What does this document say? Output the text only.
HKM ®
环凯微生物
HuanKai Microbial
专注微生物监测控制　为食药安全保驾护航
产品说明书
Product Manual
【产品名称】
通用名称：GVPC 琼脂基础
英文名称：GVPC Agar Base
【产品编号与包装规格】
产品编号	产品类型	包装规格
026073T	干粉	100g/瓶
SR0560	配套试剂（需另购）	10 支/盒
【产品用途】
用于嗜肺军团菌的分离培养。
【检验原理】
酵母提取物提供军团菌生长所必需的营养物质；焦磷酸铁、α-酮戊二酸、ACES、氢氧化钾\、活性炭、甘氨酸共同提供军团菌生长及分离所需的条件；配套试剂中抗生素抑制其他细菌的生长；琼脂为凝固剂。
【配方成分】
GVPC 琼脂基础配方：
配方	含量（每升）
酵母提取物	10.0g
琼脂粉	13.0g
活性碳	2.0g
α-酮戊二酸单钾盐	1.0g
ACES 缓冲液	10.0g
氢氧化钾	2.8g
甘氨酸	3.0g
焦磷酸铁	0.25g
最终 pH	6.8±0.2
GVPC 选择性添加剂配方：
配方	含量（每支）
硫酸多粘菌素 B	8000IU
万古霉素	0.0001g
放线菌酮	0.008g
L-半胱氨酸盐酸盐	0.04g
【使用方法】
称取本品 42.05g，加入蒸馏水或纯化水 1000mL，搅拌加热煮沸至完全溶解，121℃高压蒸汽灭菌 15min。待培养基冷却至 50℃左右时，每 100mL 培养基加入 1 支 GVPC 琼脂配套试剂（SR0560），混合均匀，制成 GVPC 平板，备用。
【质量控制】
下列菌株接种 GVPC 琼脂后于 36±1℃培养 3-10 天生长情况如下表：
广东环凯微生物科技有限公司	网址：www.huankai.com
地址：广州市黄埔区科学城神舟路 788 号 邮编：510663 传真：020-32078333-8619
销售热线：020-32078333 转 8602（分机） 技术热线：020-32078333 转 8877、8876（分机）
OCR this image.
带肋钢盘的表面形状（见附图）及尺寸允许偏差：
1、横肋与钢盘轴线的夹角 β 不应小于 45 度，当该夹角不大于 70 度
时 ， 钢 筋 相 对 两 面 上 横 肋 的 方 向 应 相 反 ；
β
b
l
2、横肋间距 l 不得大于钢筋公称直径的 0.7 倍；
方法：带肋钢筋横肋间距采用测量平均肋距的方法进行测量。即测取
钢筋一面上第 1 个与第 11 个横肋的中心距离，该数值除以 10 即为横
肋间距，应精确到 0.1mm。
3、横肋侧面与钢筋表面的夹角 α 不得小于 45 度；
◆ ◆ ◆ ◆ ◆
◆ Goal
Retype all of the data shown above, word for word.

◆ Task output
What does this document say? Output the text only.
HKM ®
环凯微生物
HuanKai Microbial
专注微生物监测控制　为食药安全保驾护航
产品说明书
Product Manual
【产品名称】
通用名称：GVPC 琼脂基础
英文名称：GVPC Agar Base
【产品编号与包装规格】
产品编号	产品类型	包装规格
026073T	干粉	100g/瓶
SR0560	配套试剂（需另购）	10 支/盒
【产品用途】
用于嗜肺军团菌的分离培养。
【检验原理】
酵母提取物提供军团菌生长所必需的营养物质；焦磷酸铁、α-酮戊二酸、ACES、氢氧化钾\、活性炭、甘氨酸共同提供军团菌生长及分离所需的条件；配套试剂中抗生素抑制其他细菌的生长；琼脂为凝固剂。
【配方成分】
GVPC 琼脂基础配方：
配方	含量（每升）
酵母提取物	10.0g
琼脂粉	13.0g
活性碳	2.0g
α-酮戊二酸单钾盐	1.0g
ACES 缓冲液	10.0g
氢氧化钾	2.8g
甘氨酸	3.0g
焦磷酸铁	0.25g
最终 pH	6.8±0.2
GVPC 选择性添加剂配方：
配方	含量（每支）
硫酸多粘菌素 B	8000IU
万古霉素	0.0001g
放线菌酮	0.008g
L-半胱氨酸盐酸盐	0.04g
【使用方法】
称取本品 42.05g，加入蒸馏水或纯化水 1000mL，搅拌加热煮沸至完全溶解，121℃高压蒸汽灭菌 15min。待培养基冷却至 50℃左右时，每 100mL 培养基加入 1 支 GVPC 琼脂配套试剂（SR0560），混合均匀，制成 GVPC 平板，备用。
【质量控制】
下列菌株接种 GVPC 琼脂后于 36±1℃培养 3-10 天生长情况如下表：
广东环凯微生物科技有限公司	网址：www.huankai.com
地址：广州市黄埔区科学城神舟路 788 号 邮编：510663 传真：020-32078333-8619
销售热线：020-32078333 转 8602（分机） 技术热线：020-32078333 转 8877、8876（分机）
OCR this image.
带肋钢盘的表面形状（见附图）及尺寸允许偏差：
1、横肋与钢盘轴线的夹角 β 不应小于 45 度，当该夹角不大于 70 度
时 ， 钢 筋 相 对 两 面 上 横 肋 的 方 向 应 相 反 ；
β
b
l
2、横肋间距 l 不得大于钢筋公称直径的 0.7 倍；
方法：带肋钢筋横肋间距采用测量平均肋距的方法进行测量。即测取
钢筋一面上第 1 个与第 11 个横肋的中心距离，该数值除以 10 即为横
肋间距，应精确到 0.1mm。
3、横肋侧面与钢筋表面的夹角 α 不得小于 45 度；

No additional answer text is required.